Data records
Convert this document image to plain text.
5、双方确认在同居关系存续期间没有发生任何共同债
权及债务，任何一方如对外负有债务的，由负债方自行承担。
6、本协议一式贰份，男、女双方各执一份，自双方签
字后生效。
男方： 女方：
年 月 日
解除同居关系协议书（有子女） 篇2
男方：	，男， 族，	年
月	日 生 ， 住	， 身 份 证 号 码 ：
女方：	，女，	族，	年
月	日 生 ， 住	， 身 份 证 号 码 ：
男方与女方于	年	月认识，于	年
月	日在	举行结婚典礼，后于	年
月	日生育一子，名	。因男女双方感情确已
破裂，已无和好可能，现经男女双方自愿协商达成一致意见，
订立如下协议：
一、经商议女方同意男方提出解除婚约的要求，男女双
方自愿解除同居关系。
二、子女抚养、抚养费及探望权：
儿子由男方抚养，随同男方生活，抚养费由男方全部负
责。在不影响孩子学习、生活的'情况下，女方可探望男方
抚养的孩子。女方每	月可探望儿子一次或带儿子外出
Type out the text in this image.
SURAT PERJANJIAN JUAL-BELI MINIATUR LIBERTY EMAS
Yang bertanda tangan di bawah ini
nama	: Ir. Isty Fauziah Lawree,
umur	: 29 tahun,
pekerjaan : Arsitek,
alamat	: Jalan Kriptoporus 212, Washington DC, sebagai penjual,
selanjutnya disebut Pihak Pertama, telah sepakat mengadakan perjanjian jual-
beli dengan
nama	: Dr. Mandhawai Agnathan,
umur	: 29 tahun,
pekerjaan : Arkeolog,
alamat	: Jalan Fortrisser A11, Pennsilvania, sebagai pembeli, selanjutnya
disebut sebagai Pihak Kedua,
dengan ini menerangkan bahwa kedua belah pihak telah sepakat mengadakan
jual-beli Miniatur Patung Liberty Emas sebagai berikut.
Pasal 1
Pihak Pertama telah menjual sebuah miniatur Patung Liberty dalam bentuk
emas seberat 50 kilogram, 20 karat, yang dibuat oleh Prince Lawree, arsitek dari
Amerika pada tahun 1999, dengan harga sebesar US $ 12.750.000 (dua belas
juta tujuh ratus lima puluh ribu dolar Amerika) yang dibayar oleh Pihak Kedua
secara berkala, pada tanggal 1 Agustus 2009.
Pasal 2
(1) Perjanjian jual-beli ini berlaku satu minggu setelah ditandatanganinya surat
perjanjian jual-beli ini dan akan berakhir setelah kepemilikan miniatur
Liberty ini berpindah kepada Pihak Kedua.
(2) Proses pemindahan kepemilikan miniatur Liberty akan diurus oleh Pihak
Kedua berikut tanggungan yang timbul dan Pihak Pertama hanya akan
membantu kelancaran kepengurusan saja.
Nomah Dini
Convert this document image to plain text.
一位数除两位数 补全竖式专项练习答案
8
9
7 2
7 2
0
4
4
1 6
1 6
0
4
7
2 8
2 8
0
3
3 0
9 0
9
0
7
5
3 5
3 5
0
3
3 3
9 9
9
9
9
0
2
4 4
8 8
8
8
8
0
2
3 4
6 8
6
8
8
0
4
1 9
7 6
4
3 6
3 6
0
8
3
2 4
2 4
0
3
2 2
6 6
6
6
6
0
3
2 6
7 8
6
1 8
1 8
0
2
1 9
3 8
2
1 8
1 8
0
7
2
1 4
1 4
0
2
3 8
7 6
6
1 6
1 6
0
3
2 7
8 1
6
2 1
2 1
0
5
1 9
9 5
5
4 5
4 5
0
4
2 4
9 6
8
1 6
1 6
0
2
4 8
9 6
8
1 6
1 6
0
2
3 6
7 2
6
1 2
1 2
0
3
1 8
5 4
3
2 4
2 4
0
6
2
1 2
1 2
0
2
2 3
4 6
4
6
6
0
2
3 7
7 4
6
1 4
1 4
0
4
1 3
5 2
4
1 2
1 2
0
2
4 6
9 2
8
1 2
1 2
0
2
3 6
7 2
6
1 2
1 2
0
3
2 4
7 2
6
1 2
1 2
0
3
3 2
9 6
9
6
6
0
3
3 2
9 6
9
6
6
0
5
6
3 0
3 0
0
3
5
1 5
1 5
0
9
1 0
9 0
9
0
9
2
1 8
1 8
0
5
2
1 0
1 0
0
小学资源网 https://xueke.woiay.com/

(STATED TASK): Spot every line that holds "alamat" and copy it.

(RESULT FOR THIS EXERCISE):
alamat	: Jalan Kriptoporus 212, Washington DC, sebagai penjual,
alamat	: Jalan Fortrisser A11, Pennsilvania, sebagai pembeli, selanjutnya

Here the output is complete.